▶ _Exercise input_
* * *

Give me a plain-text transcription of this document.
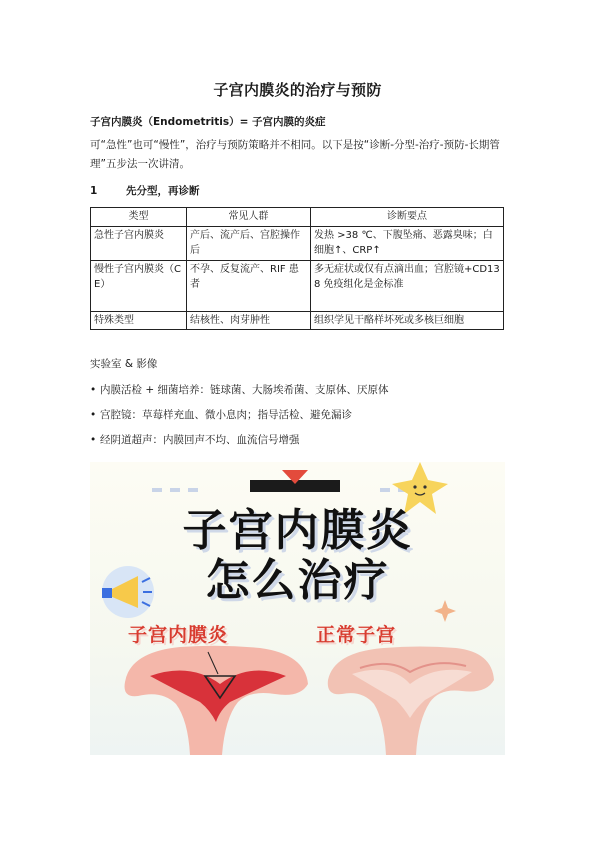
子宫内膜炎的治疗与预防
子宫内膜炎（Endometritis）= 子宫内膜的炎症
可“急性”也可“慢性”，治疗与预防策略并不相同。以下是按“诊断-分型-治疗-预防-长期管理”五步法一次讲清。
1	先分型，再诊断
类型	常见人群	诊断要点
急性子宫内膜炎	产后、流产后、宫腔操作后	发热 >38 ℃、下腹坠痛、恶露臭味；白细胞↑、CRP↑
慢性子宫内膜炎（CE）	不孕、反复流产、RIF 患者	多无症状或仅有点滴出血；宫腔镜+CD138 免疫组化是金标准
特殊类型	结核性、肉芽肿性	组织学见干酪样坏死或多核巨细胞
实验室 & 影像
• 内膜活检 + 细菌培养：链球菌、大肠埃希菌、支原体、厌原体
• 宫腔镜：草莓样充血、微小息肉；指导活检、避免漏诊
• 经阴道超声：内膜回声不均、血流信号增强
子宫内膜炎
怎么治疗
子宫内膜炎	正常子宫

* * *

Without including any pictures, please restate all the records exactly.

Give me a plain-text transcription of this document.
子宫内膜炎的治疗与预防
子宫内膜炎（Endometritis）= 子宫内膜的炎症
可“急性”也可“慢性”，治疗与预防策略并不相同。以下是按“诊断-分型-治疗-预防-长期管理”五步法一次讲清。
1	先分型，再诊断
类型	常见人群	诊断要点
急性子宫内膜炎	产后、流产后、宫腔操作后	发热 >38 ℃、下腹坠痛、恶露臭味；白细胞↑、CRP↑
慢性子宫内膜炎（CE）	不孕、反复流产、RIF 患者	多无症状或仅有点滴出血；宫腔镜+CD138 免疫组化是金标准
特殊类型	结核性、肉芽肿性	组织学见干酪样坏死或多核巨细胞
实验室 & 影像
• 内膜活检 + 细菌培养：链球菌、大肠埃希菌、支原体、厌原体
• 宫腔镜：草莓样充血、微小息肉；指导活检、避免漏诊
• 经阴道超声：内膜回声不均、血流信号增强
子宫内膜炎
怎么治疗
子宫内膜炎	正常子宫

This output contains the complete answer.